Data entries
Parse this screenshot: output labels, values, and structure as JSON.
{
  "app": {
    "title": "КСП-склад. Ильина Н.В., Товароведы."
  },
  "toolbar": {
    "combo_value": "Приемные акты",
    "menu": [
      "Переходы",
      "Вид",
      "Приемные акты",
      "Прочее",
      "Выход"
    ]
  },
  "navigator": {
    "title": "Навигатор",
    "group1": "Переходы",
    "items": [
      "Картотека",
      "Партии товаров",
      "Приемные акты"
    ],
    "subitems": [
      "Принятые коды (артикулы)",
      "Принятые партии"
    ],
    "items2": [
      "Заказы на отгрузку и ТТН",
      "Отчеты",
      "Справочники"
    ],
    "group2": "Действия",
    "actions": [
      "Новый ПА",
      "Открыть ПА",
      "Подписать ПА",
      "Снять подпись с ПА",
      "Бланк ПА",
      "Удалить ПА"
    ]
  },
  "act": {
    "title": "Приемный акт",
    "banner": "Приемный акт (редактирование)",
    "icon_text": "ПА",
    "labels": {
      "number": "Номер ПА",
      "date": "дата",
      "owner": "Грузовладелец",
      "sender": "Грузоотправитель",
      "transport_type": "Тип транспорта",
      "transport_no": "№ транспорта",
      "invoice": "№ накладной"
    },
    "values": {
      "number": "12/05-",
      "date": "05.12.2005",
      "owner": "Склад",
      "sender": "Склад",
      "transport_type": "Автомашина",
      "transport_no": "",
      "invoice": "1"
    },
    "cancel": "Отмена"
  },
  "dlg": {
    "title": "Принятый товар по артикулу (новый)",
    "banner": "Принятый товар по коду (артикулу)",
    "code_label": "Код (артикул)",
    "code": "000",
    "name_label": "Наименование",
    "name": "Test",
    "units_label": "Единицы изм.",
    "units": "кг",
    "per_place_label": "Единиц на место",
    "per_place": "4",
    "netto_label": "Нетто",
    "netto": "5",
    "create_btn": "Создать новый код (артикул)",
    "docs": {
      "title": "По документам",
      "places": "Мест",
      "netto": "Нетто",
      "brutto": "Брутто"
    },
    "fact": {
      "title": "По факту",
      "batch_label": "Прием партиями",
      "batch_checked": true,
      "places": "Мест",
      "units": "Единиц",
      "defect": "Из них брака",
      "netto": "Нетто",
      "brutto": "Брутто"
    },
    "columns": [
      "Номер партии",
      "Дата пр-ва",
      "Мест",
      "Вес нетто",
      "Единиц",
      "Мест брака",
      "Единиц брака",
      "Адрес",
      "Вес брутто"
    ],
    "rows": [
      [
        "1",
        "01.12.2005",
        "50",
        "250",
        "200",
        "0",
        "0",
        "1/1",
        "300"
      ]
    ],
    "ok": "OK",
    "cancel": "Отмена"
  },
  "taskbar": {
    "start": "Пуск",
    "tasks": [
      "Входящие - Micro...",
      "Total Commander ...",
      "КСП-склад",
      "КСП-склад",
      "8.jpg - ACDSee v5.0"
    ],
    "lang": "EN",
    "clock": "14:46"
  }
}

* [Task statement] Check each line of the records above for the word "брака", then give the number of lines that have it, with no other words.

* [Problem solution] 3